**PROVIDED RECORDS**
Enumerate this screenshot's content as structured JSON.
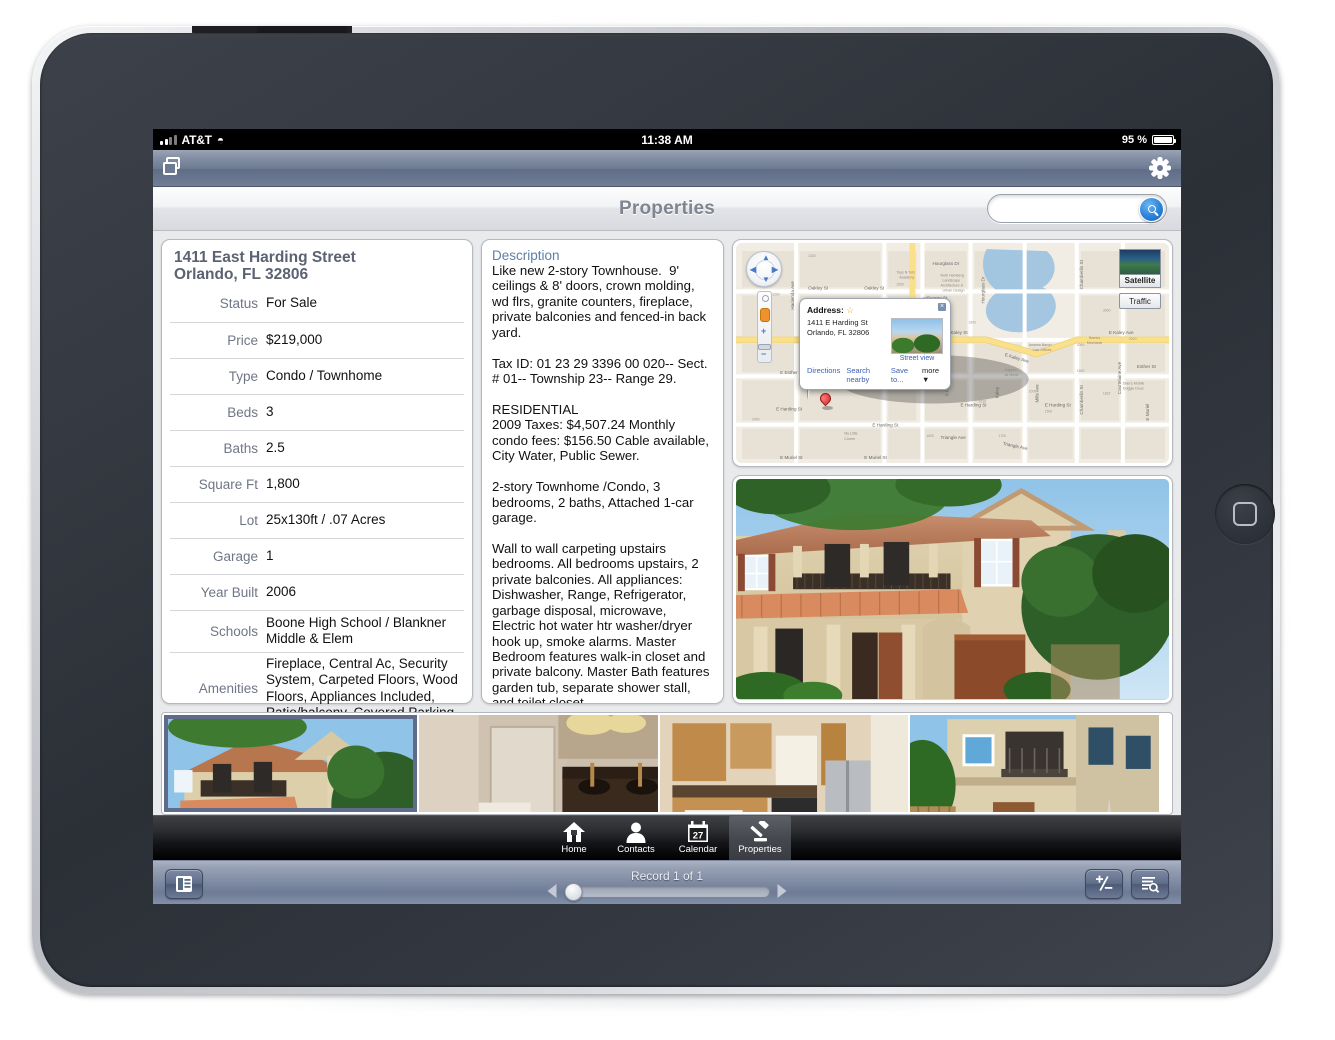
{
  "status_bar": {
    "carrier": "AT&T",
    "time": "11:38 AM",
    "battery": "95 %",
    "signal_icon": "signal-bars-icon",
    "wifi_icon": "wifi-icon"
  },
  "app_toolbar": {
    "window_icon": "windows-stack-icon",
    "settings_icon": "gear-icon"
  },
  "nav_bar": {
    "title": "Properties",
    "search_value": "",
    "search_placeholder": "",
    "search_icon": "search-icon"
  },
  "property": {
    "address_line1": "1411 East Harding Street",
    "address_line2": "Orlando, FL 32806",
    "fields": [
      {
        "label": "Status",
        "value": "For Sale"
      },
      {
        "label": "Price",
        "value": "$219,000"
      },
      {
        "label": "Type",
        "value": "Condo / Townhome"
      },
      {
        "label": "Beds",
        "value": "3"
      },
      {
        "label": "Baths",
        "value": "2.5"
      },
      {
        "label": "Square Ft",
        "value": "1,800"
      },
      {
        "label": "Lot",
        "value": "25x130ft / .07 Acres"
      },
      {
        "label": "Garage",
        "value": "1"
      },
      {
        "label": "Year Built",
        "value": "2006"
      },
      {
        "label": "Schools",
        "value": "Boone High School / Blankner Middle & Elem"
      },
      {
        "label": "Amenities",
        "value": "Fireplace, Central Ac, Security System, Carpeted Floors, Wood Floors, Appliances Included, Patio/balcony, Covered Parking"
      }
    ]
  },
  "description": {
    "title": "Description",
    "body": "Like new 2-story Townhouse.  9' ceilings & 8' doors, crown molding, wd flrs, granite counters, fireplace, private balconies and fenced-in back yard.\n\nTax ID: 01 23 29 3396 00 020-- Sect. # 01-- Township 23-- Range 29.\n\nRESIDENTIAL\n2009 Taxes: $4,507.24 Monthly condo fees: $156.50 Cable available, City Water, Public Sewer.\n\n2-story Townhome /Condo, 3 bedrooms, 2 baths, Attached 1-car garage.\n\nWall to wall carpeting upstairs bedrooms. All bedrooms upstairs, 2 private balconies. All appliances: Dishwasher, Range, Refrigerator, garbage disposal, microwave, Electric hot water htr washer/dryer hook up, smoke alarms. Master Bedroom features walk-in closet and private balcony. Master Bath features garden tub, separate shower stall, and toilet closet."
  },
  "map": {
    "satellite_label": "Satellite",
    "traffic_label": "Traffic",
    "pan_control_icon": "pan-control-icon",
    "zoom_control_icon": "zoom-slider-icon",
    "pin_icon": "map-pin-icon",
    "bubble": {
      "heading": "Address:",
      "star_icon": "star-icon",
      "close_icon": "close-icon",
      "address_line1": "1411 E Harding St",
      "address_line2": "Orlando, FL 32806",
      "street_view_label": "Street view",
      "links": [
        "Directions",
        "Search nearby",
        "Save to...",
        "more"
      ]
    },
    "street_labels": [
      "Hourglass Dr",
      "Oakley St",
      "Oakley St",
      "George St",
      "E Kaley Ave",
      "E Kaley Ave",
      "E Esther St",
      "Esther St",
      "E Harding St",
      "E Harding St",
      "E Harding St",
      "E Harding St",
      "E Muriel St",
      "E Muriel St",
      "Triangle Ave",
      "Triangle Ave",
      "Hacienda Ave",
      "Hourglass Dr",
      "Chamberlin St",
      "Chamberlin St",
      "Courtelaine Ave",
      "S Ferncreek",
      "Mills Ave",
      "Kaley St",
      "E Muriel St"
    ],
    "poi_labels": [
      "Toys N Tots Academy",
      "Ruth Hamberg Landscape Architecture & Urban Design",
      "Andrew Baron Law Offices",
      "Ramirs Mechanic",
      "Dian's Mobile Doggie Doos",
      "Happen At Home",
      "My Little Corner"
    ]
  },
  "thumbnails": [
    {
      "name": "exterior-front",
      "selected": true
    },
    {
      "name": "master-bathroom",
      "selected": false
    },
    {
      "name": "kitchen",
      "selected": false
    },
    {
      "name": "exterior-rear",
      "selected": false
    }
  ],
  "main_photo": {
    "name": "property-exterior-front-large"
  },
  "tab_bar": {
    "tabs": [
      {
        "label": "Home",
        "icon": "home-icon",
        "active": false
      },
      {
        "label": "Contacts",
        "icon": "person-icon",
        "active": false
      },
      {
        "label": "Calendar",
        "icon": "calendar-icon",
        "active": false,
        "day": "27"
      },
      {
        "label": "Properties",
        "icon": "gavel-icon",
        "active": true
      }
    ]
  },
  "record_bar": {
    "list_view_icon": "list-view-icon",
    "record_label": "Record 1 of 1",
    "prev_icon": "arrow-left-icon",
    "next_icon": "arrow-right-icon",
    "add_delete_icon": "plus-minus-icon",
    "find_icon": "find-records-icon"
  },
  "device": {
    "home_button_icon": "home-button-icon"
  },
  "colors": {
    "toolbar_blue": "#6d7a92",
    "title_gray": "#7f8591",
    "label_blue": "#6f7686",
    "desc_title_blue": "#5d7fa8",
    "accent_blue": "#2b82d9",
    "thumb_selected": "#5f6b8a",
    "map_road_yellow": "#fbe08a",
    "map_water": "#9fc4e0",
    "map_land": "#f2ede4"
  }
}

**THE PROBLEM**
List the lines of the records where "property" occurs.

**EXERCISE ANSWER**
  "property": {
    "name": "property-exterior-front-large"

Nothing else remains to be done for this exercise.